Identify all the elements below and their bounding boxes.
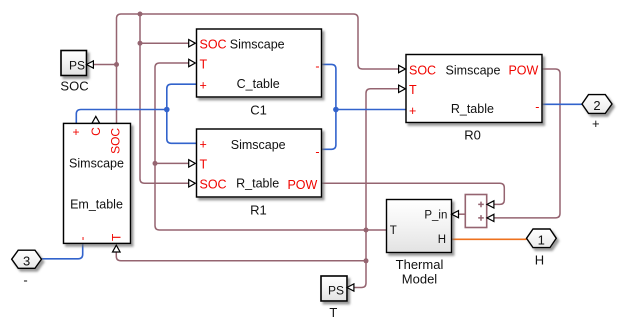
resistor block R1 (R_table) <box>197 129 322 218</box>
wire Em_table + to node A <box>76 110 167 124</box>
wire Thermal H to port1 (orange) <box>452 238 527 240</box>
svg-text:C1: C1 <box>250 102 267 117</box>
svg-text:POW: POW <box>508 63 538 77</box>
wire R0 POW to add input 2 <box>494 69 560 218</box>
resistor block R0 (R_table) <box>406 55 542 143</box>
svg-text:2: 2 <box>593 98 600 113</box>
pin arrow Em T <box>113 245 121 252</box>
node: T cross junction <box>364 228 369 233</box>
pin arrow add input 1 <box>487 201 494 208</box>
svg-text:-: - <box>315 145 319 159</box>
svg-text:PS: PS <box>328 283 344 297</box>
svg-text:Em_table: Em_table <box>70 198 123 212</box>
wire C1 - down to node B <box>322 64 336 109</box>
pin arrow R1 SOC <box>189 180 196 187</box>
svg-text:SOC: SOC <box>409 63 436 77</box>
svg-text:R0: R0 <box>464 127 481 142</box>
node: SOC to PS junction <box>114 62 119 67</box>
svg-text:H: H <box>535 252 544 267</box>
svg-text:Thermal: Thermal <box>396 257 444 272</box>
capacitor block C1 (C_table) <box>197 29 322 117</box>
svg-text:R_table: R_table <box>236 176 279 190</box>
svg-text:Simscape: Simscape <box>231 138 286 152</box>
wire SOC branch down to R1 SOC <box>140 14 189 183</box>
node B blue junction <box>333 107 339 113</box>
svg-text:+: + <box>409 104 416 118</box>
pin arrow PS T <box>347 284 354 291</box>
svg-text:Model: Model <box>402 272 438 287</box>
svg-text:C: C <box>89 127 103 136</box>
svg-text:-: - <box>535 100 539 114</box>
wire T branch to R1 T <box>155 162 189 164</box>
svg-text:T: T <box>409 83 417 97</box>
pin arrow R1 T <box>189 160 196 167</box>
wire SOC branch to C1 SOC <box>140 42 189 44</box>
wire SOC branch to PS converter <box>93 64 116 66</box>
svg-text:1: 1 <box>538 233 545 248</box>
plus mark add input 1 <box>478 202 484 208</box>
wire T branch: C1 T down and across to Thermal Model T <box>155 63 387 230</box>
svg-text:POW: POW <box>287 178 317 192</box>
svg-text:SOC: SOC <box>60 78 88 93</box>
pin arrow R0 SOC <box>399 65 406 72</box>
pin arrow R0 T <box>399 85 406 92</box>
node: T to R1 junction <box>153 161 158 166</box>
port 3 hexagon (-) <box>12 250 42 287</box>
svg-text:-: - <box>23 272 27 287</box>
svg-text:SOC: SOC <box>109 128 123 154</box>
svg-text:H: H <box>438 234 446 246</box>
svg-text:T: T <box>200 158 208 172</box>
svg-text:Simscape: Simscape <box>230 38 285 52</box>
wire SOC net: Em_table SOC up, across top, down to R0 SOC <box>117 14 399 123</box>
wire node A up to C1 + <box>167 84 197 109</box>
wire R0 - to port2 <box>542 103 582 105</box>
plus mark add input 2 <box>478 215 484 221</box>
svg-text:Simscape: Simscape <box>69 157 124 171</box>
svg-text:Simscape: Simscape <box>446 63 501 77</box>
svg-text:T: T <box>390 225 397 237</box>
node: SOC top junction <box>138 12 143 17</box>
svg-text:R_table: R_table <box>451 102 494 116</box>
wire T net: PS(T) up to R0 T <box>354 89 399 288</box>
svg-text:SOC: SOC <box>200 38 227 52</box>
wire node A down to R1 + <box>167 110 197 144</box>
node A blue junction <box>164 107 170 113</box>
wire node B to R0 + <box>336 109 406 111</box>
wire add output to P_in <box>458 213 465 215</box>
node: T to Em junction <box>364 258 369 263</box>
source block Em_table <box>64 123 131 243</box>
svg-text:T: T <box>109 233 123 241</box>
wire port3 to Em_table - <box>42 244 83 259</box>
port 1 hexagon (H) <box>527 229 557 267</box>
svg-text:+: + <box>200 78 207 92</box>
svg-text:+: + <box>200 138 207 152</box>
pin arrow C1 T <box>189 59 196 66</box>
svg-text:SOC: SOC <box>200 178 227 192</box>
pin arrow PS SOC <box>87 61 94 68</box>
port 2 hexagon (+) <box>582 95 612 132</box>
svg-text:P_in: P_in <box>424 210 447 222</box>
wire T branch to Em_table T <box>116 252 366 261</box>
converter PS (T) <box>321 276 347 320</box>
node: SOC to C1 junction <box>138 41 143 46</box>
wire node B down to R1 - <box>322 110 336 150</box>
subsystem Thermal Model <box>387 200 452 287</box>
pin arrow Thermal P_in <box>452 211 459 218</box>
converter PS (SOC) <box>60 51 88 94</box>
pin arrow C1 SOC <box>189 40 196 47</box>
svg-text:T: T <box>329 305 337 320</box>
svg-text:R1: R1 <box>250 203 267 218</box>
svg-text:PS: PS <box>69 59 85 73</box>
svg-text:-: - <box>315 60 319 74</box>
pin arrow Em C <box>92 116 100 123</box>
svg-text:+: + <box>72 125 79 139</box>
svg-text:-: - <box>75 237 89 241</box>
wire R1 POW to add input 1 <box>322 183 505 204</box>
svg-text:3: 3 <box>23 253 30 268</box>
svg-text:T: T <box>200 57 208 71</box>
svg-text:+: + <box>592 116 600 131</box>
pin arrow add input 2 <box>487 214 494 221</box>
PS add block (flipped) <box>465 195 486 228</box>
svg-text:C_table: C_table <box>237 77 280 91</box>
******
(THE TASK)
Reproduce all the lines above verbatim, omitting the pictures from your answer.

(THE RESULT)
Identify all the elements below and their bounding boxes.
resistor block R1 (R_table) <box>197 129 322 218</box>
wire Em_table + to node A <box>76 110 167 124</box>
wire Thermal H to port1 (orange) <box>452 238 527 240</box>
svg-text:C1: C1 <box>250 102 267 117</box>
svg-text:POW: POW <box>508 63 538 77</box>
wire R0 POW to add input 2 <box>494 69 560 218</box>
resistor block R0 (R_table) <box>406 55 542 143</box>
svg-text:2: 2 <box>593 98 600 113</box>
pin arrow Em T <box>113 245 121 252</box>
node: T cross junction <box>364 228 369 233</box>
pin arrow add input 1 <box>487 201 494 208</box>
svg-text:-: - <box>315 145 319 159</box>
svg-text:PS: PS <box>328 283 344 297</box>
svg-text:Em_table: Em_table <box>70 198 123 212</box>
wire C1 - down to node B <box>322 64 336 109</box>
pin arrow R1 SOC <box>189 180 196 187</box>
svg-text:SOC: SOC <box>409 63 436 77</box>
svg-text:R0: R0 <box>464 127 481 142</box>
node: SOC to PS junction <box>114 62 119 67</box>
svg-text:H: H <box>535 252 544 267</box>
svg-text:Thermal: Thermal <box>396 257 444 272</box>
capacitor block C1 (C_table) <box>197 29 322 117</box>
svg-text:R_table: R_table <box>236 176 279 190</box>
svg-text:Simscape: Simscape <box>231 138 286 152</box>
wire SOC branch down to R1 SOC <box>140 14 189 183</box>
node B blue junction <box>333 107 339 113</box>
svg-text:+: + <box>409 104 416 118</box>
pin arrow PS T <box>347 284 354 291</box>
svg-text:Model: Model <box>402 272 438 287</box>
svg-text:C: C <box>89 127 103 136</box>
svg-text:-: - <box>535 100 539 114</box>
wire T branch to R1 T <box>155 162 189 164</box>
svg-text:T: T <box>409 83 417 97</box>
pin arrow R1 T <box>189 160 196 167</box>
wire SOC branch to C1 SOC <box>140 42 189 44</box>
wire SOC branch to PS converter <box>93 64 116 66</box>
svg-text:1: 1 <box>538 233 545 248</box>
plus mark add input 1 <box>478 202 484 208</box>
wire T branch: C1 T down and across to Thermal Model T <box>155 63 387 230</box>
svg-text:POW: POW <box>287 178 317 192</box>
svg-text:SOC: SOC <box>60 78 88 93</box>
pin arrow R0 SOC <box>399 65 406 72</box>
pin arrow R0 T <box>399 85 406 92</box>
node: T to R1 junction <box>153 161 158 166</box>
port 3 hexagon (-) <box>12 250 42 287</box>
svg-text:-: - <box>23 272 27 287</box>
svg-text:SOC: SOC <box>109 128 123 154</box>
svg-text:H: H <box>438 234 446 246</box>
svg-text:T: T <box>200 158 208 172</box>
svg-text:Simscape: Simscape <box>230 38 285 52</box>
wire SOC net: Em_table SOC up, across top, down to R0 SOC <box>117 14 399 123</box>
wire node A up to C1 + <box>167 84 197 109</box>
wire R0 - to port2 <box>542 103 582 105</box>
plus mark add input 2 <box>478 215 484 221</box>
svg-text:Simscape: Simscape <box>69 157 124 171</box>
svg-text:Simscape: Simscape <box>446 63 501 77</box>
svg-text:T: T <box>390 225 397 237</box>
node: SOC top junction <box>138 12 143 17</box>
svg-text:R_table: R_table <box>451 102 494 116</box>
wire T net: PS(T) up to R0 T <box>354 89 399 288</box>
svg-text:SOC: SOC <box>200 38 227 52</box>
wire node A down to R1 + <box>167 110 197 144</box>
node A blue junction <box>164 107 170 113</box>
wire node B to R0 + <box>336 109 406 111</box>
wire add output to P_in <box>458 213 465 215</box>
node: T to Em junction <box>364 258 369 263</box>
source block Em_table <box>64 123 131 243</box>
svg-text:T: T <box>109 233 123 241</box>
wire port3 to Em_table - <box>42 244 83 259</box>
port 1 hexagon (H) <box>527 229 557 267</box>
svg-text:+: + <box>200 78 207 92</box>
svg-text:+: + <box>200 138 207 152</box>
pin arrow C1 T <box>189 59 196 66</box>
svg-text:SOC: SOC <box>200 178 227 192</box>
pin arrow PS SOC <box>87 61 94 68</box>
port 2 hexagon (+) <box>582 95 612 132</box>
svg-text:P_in: P_in <box>424 210 447 222</box>
wire T branch to Em_table T <box>116 252 366 261</box>
converter PS (T) <box>321 276 347 320</box>
node: SOC to C1 junction <box>138 41 143 46</box>
wire node B down to R1 - <box>322 110 336 150</box>
subsystem Thermal Model <box>387 200 452 287</box>
pin arrow Thermal P_in <box>452 211 459 218</box>
converter PS (SOC) <box>60 51 88 94</box>
pin arrow C1 SOC <box>189 40 196 47</box>
svg-text:T: T <box>329 305 337 320</box>
svg-text:R1: R1 <box>250 203 267 218</box>
svg-text:PS: PS <box>69 59 85 73</box>
svg-text:-: - <box>315 60 319 74</box>
pin arrow Em C <box>92 116 100 123</box>
svg-text:+: + <box>72 125 79 139</box>
svg-text:-: - <box>75 237 89 241</box>
wire R1 POW to add input 1 <box>322 183 505 204</box>
svg-text:3: 3 <box>23 253 30 268</box>
svg-text:T: T <box>200 57 208 71</box>
svg-text:+: + <box>592 116 600 131</box>
pin arrow add input 2 <box>487 214 494 221</box>
PS add block (flipped) <box>465 195 486 228</box>
svg-text:C_table: C_table <box>237 77 280 91</box>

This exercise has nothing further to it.